### SET PROBLEM
Locate every line in the records below that holds the word "document" and return each one.

****************

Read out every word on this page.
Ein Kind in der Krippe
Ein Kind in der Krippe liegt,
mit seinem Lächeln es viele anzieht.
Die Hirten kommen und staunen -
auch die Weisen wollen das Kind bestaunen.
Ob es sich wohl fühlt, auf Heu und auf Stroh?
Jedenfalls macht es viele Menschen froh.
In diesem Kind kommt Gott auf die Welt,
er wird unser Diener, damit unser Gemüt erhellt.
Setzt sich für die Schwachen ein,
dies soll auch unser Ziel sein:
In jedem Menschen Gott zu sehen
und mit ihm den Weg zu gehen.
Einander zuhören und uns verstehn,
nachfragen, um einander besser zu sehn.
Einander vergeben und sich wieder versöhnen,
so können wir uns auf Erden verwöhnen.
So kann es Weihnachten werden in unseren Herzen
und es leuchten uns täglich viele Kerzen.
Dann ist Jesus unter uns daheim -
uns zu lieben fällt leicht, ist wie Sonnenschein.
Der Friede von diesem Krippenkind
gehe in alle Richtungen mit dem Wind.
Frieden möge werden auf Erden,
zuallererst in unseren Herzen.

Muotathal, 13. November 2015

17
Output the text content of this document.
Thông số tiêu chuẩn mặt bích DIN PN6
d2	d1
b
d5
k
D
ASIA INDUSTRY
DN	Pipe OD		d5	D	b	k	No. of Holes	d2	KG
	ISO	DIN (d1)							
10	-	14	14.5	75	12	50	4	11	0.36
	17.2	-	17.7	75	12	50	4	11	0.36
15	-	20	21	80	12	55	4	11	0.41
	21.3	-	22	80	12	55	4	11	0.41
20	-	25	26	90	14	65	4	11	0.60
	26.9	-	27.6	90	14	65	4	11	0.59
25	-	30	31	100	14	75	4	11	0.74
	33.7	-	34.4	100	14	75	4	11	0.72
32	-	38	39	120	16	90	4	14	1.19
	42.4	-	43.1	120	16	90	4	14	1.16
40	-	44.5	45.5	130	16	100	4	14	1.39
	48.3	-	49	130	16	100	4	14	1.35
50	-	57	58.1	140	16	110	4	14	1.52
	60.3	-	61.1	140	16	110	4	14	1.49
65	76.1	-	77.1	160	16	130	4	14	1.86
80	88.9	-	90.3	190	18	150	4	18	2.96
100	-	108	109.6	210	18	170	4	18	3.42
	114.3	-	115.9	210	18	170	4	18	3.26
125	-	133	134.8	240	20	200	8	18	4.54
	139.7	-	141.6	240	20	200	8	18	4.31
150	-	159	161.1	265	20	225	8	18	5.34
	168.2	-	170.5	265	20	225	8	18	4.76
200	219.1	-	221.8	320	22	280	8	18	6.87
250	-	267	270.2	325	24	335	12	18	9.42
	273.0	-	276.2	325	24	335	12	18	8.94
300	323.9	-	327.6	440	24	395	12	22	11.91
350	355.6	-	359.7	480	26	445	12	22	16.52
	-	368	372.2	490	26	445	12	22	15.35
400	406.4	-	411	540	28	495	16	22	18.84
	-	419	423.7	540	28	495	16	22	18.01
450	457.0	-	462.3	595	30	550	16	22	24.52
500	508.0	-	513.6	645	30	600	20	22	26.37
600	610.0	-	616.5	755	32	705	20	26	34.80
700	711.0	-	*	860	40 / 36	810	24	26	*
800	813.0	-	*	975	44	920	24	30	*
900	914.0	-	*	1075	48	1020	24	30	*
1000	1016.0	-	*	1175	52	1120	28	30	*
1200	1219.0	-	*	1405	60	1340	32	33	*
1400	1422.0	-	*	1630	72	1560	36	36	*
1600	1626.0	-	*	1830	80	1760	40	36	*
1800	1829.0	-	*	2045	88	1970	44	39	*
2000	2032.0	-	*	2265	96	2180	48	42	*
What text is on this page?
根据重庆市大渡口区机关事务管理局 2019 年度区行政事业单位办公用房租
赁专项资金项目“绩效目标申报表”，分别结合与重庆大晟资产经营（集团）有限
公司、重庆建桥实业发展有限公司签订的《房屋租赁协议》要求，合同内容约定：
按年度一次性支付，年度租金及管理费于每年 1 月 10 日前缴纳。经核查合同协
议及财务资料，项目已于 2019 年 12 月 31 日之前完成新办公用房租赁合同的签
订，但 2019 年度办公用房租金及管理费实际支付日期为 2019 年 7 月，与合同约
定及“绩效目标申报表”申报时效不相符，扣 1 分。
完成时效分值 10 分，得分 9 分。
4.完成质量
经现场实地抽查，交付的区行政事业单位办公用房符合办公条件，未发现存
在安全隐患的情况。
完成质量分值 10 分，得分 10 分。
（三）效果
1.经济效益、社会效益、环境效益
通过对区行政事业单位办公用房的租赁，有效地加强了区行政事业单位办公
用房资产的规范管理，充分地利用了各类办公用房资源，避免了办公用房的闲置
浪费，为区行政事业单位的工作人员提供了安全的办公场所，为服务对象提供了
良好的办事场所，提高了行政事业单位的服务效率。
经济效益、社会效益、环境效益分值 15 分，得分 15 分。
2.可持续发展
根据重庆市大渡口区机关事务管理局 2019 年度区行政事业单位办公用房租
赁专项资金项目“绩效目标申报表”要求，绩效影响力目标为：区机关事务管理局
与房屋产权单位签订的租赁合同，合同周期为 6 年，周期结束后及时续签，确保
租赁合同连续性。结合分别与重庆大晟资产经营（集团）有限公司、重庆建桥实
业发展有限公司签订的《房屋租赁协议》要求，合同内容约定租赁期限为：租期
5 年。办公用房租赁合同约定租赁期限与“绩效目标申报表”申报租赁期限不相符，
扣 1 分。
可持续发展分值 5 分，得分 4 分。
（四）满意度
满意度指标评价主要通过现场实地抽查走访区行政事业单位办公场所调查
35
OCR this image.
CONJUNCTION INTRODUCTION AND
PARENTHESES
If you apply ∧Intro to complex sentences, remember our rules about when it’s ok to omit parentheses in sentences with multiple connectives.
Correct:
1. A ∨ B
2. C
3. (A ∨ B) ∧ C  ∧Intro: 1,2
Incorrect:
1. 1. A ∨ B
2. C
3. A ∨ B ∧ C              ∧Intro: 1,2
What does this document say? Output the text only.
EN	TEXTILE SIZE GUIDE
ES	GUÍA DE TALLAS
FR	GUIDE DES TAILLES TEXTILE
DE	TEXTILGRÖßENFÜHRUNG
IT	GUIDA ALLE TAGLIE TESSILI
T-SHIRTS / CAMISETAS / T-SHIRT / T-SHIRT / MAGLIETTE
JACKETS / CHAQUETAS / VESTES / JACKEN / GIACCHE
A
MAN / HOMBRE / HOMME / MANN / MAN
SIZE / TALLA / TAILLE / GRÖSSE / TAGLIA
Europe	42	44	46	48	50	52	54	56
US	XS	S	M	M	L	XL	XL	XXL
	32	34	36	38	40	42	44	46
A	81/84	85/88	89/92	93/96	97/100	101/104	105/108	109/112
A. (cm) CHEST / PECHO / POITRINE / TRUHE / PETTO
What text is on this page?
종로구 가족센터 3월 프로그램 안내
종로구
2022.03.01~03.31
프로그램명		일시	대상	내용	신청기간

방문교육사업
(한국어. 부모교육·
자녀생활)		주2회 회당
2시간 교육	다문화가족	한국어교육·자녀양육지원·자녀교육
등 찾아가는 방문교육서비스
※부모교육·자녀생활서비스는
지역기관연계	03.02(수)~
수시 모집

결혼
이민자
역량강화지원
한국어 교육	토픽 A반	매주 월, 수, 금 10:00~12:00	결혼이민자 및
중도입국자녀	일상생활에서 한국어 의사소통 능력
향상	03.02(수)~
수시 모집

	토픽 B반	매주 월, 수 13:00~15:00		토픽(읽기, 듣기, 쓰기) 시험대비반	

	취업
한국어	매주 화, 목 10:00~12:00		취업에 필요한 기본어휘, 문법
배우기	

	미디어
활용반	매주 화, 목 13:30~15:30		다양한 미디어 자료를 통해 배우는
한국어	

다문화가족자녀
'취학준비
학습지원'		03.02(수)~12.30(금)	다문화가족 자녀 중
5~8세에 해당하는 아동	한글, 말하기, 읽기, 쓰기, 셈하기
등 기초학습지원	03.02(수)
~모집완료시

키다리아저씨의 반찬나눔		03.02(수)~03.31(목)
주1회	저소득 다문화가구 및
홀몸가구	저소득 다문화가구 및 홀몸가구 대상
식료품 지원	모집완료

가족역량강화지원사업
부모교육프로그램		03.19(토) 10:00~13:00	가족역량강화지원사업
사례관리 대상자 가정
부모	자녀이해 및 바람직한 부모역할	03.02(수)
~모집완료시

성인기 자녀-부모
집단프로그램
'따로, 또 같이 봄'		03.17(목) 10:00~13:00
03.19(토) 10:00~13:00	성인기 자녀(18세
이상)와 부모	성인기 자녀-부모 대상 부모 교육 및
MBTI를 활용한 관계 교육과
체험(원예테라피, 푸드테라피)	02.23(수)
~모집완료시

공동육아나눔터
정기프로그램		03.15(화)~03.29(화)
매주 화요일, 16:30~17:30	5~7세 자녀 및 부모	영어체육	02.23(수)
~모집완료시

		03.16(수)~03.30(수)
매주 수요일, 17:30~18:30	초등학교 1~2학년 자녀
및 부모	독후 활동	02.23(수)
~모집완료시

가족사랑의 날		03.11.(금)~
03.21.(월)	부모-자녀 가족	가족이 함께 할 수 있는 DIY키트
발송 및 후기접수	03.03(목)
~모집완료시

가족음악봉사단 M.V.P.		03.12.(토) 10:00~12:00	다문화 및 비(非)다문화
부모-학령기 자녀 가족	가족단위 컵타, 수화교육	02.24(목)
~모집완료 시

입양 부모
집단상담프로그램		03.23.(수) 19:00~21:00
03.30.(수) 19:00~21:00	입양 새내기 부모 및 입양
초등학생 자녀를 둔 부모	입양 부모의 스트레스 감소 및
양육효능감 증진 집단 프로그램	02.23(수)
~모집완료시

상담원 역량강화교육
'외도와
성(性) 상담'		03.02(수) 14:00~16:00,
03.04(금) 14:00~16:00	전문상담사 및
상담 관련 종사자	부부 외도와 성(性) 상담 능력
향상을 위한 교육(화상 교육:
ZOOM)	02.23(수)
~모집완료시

****************

### WORKED SOLUTION
Output the text content of this document.
What does this document say? Output the text only.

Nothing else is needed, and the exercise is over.